Problem details: Reproduce the listing verbatim.

Entries:
__________

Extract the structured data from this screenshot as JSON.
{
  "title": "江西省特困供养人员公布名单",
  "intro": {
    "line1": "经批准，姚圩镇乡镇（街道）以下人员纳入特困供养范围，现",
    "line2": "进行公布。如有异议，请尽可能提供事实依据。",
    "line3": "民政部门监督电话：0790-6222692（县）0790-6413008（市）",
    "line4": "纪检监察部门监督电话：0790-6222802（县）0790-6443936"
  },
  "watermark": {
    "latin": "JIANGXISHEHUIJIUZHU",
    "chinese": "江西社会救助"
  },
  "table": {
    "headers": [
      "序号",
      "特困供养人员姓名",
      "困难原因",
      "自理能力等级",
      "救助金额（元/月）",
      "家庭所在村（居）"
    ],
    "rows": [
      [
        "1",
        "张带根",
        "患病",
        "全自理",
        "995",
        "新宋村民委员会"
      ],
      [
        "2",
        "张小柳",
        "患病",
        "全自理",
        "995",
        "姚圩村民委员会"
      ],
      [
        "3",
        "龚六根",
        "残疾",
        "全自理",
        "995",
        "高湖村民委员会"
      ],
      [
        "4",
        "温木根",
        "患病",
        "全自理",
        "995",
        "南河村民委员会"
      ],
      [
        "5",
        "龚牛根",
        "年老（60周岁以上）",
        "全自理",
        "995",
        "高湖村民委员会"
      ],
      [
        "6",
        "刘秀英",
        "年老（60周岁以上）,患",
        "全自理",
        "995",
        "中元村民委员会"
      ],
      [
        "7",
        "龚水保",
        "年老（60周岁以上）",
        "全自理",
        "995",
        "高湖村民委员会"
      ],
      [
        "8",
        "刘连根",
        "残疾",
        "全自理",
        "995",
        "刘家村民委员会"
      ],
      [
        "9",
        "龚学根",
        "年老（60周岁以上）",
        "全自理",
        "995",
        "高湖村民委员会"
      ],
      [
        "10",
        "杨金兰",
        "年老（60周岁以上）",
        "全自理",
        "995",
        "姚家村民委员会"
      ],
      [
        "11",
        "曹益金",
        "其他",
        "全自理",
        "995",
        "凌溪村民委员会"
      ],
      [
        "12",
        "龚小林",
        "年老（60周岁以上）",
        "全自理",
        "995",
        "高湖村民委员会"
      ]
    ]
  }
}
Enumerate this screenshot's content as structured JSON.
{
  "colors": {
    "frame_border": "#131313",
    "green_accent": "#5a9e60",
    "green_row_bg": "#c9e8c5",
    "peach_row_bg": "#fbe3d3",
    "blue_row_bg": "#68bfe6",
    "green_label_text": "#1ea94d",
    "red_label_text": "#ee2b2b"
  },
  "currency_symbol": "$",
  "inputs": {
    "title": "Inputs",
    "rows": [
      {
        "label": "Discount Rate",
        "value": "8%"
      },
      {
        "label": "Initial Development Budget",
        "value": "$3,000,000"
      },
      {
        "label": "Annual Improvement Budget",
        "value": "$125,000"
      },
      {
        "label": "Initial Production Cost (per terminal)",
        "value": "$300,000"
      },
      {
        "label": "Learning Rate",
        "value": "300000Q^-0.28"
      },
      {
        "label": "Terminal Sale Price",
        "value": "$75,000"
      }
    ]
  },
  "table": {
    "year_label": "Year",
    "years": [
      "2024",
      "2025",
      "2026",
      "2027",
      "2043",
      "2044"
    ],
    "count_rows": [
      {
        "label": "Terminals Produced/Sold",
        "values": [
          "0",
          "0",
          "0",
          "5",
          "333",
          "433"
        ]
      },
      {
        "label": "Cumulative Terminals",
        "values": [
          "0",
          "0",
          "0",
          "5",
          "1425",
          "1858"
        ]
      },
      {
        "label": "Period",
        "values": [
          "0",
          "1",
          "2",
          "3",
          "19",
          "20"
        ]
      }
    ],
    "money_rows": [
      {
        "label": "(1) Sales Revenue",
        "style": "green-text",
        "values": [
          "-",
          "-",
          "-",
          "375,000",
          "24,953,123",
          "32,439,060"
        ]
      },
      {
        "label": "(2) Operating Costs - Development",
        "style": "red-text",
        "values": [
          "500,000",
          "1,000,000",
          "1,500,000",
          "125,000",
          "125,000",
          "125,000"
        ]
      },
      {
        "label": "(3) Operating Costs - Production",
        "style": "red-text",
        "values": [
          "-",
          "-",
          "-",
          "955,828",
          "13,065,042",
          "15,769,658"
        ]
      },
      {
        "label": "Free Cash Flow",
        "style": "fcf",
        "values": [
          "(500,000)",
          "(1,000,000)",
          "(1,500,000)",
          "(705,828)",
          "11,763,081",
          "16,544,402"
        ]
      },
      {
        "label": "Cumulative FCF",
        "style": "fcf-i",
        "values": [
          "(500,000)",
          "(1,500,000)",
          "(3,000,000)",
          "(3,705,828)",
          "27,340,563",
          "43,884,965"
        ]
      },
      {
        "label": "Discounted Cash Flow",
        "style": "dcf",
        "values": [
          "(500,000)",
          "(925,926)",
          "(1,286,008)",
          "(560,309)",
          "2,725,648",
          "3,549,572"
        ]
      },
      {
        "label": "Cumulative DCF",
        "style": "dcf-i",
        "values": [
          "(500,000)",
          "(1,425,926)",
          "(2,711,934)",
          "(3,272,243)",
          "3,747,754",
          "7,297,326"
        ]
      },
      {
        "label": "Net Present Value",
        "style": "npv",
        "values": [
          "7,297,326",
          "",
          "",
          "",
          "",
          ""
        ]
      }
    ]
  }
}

__________

The solution:
Extract the structured data from this screenshot as JSON.
{
  "title": "江西省特困供养人员公布名单",
  "intro": {
    "line1": "经批准，姚圩镇乡镇（街道）以下人员纳入特困供养范围，现",
    "line2": "进行公布。如有异议，请尽可能提供事实依据。",
    "line3": "民政部门监督电话：0790-6222692（县）0790-6413008（市）",
    "line4": "纪检监察部门监督电话：0790-6222802（县）0790-6443936"
  },
  "watermark": {
    "latin": "JIANGXISHEHUIJIUZHU",
    "chinese": "江西社会救助"
  },
  "table": {
    "headers": [
      "序号",
      "特困供养人员姓名",
      "困难原因",
      "自理能力等级",
      "救助金额（元/月）",
      "家庭所在村（居）"
    ],
    "rows": [
      [
        "1",
        "张带根",
        "患病",
        "全自理",
        "995",
        "新宋村民委员会"
      ],
      [
        "2",
        "张小柳",
        "患病",
        "全自理",
        "995",
        "姚圩村民委员会"
      ],
      [
        "3",
        "龚六根",
        "残疾",
        "全自理",
        "995",
        "高湖村民委员会"
      ],
      [
        "4",
        "温木根",
        "患病",
        "全自理",
        "995",
        "南河村民委员会"
      ],
      [
        "5",
        "龚牛根",
        "年老（60周岁以上）",
        "全自理",
        "995",
        "高湖村民委员会"
      ],
      [
        "6",
        "刘秀英",
        "年老（60周岁以上）,患",
        "全自理",
        "995",
        "中元村民委员会"
      ],
      [
        "7",
        "龚水保",
        "年老（60周岁以上）",
        "全自理",
        "995",
        "高湖村民委员会"
      ],
      [
        "8",
        "刘连根",
        "残疾",
        "全自理",
        "995",
        "刘家村民委员会"
      ],
      [
        "9",
        "龚学根",
        "年老（60周岁以上）",
        "全自理",
        "995",
        "高湖村民委员会"
      ],
      [
        "10",
        "杨金兰",
        "年老（60周岁以上）",
        "全自理",
        "995",
        "姚家村民委员会"
      ],
      [
        "11",
        "曹益金",
        "其他",
        "全自理",
        "995",
        "凌溪村民委员会"
      ],
      [
        "12",
        "龚小林",
        "年老（60周岁以上）",
        "全自理",
        "995",
        "高湖村民委员会"
      ]
    ]
  }
}
Enumerate this screenshot's content as structured JSON.
{
  "colors": {
    "frame_border": "#131313",
    "green_accent": "#5a9e60",
    "green_row_bg": "#c9e8c5",
    "peach_row_bg": "#fbe3d3",
    "blue_row_bg": "#68bfe6",
    "green_label_text": "#1ea94d",
    "red_label_text": "#ee2b2b"
  },
  "currency_symbol": "$",
  "inputs": {
    "title": "Inputs",
    "rows": [
      {
        "label": "Discount Rate",
        "value": "8%"
      },
      {
        "label": "Initial Development Budget",
        "value": "$3,000,000"
      },
      {
        "label": "Annual Improvement Budget",
        "value": "$125,000"
      },
      {
        "label": "Initial Production Cost (per terminal)",
        "value": "$300,000"
      },
      {
        "label": "Learning Rate",
        "value": "300000Q^-0.28"
      },
      {
        "label": "Terminal Sale Price",
        "value": "$75,000"
      }
    ]
  },
  "table": {
    "year_label": "Year",
    "years": [
      "2024",
      "2025",
      "2026",
      "2027",
      "2043",
      "2044"
    ],
    "count_rows": [
      {
        "label": "Terminals Produced/Sold",
        "values": [
          "0",
          "0",
          "0",
          "5",
          "333",
          "433"
        ]
      },
      {
        "label": "Cumulative Terminals",
        "values": [
          "0",
          "0",
          "0",
          "5",
          "1425",
          "1858"
        ]
      },
      {
        "label": "Period",
        "values": [
          "0",
          "1",
          "2",
          "3",
          "19",
          "20"
        ]
      }
    ],
    "money_rows": [
      {
        "label": "(1) Sales Revenue",
        "style": "green-text",
        "values": [
          "-",
          "-",
          "-",
          "375,000",
          "24,953,123",
          "32,439,060"
        ]
      },
      {
        "label": "(2) Operating Costs - Development",
        "style": "red-text",
        "values": [
          "500,000",
          "1,000,000",
          "1,500,000",
          "125,000",
          "125,000",
          "125,000"
        ]
      },
      {
        "label": "(3) Operating Costs - Production",
        "style": "red-text",
        "values": [
          "-",
          "-",
          "-",
          "955,828",
          "13,065,042",
          "15,769,658"
        ]
      },
      {
        "label": "Free Cash Flow",
        "style": "fcf",
        "values": [
          "(500,000)",
          "(1,000,000)",
          "(1,500,000)",
          "(705,828)",
          "11,763,081",
          "16,544,402"
        ]
      },
      {
        "label": "Cumulative FCF",
        "style": "fcf-i",
        "values": [
          "(500,000)",
          "(1,500,000)",
          "(3,000,000)",
          "(3,705,828)",
          "27,340,563",
          "43,884,965"
        ]
      },
      {
        "label": "Discounted Cash Flow",
        "style": "dcf",
        "values": [
          "(500,000)",
          "(925,926)",
          "(1,286,008)",
          "(560,309)",
          "2,725,648",
          "3,549,572"
        ]
      },
      {
        "label": "Cumulative DCF",
        "style": "dcf-i",
        "values": [
          "(500,000)",
          "(1,425,926)",
          "(2,711,934)",
          "(3,272,243)",
          "3,747,754",
          "7,297,326"
        ]
      },
      {
        "label": "Net Present Value",
        "style": "npv",
        "values": [
          "7,297,326",
          "",
          "",
          "",
          "",
          ""
        ]
      }
    ]
  }
}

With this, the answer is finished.